Gather each line containing the string "shall" from these entries.
--- START Extracted records ---
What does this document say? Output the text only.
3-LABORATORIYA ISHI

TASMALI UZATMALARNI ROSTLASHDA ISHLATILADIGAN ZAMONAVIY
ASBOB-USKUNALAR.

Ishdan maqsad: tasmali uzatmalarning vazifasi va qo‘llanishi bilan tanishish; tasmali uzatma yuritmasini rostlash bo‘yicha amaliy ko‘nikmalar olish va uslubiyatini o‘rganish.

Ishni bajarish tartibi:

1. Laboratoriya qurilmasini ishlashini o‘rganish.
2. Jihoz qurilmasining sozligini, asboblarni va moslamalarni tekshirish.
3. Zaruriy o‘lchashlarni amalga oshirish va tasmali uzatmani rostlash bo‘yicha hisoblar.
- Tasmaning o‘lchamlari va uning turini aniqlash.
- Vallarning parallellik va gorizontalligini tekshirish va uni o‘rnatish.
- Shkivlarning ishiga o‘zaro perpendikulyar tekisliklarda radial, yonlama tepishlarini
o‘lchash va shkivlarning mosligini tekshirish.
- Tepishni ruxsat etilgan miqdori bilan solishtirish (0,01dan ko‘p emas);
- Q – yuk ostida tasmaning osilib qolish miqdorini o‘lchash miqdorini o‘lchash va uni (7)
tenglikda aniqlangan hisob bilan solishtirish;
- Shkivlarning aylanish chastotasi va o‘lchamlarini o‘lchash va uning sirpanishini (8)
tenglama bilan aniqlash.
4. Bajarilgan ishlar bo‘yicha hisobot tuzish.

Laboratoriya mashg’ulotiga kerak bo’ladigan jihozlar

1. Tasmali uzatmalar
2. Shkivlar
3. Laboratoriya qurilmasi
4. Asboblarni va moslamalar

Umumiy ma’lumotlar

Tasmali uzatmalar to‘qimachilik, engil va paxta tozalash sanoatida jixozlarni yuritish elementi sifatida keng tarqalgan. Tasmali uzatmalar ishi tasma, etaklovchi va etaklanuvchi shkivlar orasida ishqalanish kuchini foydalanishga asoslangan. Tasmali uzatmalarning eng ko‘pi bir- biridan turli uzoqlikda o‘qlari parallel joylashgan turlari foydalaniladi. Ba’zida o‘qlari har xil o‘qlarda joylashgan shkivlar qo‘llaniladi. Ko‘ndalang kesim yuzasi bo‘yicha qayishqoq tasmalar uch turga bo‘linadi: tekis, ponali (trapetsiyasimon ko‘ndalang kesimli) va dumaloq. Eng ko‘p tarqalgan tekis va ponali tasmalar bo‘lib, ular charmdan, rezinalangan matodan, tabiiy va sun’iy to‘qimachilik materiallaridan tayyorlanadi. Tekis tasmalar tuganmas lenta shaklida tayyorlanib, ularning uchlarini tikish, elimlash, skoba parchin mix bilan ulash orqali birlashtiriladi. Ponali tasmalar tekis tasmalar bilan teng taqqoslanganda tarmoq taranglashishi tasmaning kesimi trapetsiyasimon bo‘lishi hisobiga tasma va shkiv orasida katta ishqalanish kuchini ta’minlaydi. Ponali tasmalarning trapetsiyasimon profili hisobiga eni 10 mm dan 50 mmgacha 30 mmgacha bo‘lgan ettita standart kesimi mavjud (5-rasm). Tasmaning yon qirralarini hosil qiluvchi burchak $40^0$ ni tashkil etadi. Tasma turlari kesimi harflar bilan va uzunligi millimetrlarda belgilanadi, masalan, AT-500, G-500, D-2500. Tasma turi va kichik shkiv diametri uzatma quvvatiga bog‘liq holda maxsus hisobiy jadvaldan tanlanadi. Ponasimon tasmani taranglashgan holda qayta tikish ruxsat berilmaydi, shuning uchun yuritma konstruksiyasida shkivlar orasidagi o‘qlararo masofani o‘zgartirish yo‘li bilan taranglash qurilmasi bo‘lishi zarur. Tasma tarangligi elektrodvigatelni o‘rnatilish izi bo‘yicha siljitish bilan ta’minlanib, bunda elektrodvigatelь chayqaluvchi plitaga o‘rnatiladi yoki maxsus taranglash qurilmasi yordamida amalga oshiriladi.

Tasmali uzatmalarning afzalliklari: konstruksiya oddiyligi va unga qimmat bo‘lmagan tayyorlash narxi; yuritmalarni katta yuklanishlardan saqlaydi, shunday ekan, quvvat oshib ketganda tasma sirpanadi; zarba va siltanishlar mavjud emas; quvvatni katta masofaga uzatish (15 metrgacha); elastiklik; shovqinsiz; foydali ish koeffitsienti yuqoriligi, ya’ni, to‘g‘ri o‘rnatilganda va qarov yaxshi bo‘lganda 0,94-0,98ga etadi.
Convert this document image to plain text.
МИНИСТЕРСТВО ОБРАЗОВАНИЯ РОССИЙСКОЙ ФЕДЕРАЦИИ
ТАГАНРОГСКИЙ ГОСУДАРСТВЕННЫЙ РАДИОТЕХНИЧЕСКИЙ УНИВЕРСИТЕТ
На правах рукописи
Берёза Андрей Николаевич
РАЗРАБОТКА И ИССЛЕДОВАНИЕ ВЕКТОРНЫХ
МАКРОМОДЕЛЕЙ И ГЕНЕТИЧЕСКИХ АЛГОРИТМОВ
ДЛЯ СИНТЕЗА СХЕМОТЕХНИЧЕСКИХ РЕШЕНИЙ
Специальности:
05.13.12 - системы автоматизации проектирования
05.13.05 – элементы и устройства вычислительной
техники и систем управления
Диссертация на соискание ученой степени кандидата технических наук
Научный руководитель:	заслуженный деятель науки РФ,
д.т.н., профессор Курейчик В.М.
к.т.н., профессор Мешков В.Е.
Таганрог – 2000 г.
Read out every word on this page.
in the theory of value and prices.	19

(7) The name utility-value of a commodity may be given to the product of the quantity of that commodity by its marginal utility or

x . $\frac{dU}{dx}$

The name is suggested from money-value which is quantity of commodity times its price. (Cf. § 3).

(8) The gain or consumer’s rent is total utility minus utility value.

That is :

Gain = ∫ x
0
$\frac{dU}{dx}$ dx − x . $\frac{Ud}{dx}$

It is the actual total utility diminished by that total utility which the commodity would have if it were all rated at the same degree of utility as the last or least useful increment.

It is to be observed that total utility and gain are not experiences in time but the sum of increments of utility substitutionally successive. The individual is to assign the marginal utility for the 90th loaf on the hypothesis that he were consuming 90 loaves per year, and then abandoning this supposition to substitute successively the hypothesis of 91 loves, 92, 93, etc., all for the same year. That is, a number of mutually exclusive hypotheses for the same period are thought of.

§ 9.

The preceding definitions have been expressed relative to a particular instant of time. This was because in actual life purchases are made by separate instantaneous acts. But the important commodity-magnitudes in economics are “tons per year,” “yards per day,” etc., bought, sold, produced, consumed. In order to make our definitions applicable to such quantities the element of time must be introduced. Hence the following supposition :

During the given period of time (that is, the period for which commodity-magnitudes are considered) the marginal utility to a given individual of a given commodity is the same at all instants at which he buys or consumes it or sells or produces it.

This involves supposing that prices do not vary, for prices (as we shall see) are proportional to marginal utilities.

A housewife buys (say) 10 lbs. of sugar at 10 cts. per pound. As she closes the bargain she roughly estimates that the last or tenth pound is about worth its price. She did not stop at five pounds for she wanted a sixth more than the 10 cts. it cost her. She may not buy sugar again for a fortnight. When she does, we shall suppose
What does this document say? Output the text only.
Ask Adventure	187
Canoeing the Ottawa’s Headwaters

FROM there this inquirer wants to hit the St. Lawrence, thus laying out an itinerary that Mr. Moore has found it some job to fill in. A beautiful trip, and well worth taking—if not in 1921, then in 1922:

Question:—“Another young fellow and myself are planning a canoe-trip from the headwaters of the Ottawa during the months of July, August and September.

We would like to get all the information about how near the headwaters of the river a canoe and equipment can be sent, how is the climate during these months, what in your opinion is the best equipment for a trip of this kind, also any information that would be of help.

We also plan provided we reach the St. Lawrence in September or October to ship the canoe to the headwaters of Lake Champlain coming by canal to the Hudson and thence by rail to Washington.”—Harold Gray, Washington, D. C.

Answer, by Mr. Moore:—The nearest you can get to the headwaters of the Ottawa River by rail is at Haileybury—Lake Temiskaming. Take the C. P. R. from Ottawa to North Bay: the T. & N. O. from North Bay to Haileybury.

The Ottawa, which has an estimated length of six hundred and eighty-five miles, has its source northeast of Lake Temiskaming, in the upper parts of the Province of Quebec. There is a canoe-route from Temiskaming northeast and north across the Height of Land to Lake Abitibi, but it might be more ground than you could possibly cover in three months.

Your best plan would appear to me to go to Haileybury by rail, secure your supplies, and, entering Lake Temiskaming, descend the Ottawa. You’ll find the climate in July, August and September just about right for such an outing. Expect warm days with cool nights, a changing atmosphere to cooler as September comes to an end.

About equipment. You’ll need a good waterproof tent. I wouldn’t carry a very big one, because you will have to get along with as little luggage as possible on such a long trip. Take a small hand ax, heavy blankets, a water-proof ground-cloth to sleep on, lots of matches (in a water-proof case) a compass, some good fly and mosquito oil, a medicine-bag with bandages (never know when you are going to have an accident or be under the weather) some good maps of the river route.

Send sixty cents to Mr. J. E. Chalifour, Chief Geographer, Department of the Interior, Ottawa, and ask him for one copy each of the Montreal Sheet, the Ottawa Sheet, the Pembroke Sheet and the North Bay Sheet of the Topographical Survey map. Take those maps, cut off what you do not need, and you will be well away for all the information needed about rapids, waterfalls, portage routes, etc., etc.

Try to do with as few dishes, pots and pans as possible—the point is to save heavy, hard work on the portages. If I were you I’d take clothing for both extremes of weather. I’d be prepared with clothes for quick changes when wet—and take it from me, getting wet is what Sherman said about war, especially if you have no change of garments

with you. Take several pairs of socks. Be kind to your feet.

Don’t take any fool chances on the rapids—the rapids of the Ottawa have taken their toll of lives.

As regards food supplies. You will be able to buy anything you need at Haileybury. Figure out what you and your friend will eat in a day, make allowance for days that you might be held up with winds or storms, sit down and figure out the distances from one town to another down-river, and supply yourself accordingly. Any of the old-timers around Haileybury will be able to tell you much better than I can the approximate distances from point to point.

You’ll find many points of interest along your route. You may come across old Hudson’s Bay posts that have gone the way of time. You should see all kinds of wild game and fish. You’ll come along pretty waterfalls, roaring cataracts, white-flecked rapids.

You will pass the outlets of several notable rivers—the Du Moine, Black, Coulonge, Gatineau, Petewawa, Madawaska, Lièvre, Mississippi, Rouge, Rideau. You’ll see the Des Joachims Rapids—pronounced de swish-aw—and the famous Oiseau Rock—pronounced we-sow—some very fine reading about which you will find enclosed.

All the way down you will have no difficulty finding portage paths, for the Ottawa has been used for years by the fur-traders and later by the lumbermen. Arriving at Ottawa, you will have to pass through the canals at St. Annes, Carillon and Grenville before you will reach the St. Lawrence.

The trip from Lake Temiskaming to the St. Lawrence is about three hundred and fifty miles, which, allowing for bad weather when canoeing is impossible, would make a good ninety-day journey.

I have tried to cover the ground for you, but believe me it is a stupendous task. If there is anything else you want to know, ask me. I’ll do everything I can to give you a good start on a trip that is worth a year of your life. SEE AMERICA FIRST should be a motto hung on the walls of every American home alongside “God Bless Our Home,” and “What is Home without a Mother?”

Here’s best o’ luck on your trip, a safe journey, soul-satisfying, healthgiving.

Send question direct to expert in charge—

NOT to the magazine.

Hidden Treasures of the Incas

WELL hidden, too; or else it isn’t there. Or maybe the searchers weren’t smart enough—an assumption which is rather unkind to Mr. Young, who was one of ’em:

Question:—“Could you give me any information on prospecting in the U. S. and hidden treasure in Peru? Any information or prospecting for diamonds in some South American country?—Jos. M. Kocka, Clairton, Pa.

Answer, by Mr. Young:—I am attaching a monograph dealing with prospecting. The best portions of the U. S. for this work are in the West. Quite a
--- END Extracted records ---
→ **Answer below**
This involves supposing that prices do not vary, for prices (as we shall see) are proportional to marginal utilities.
A housewife buys (say) 10 lbs. of sugar at 10 cts. per pound. As she closes the bargain she roughly estimates that the last or tenth pound is about worth its price. She did not stop at five pounds for she wanted a sixth more than the 10 cts. it cost her. She may not buy sugar again for a fortnight. When she does, we shall suppose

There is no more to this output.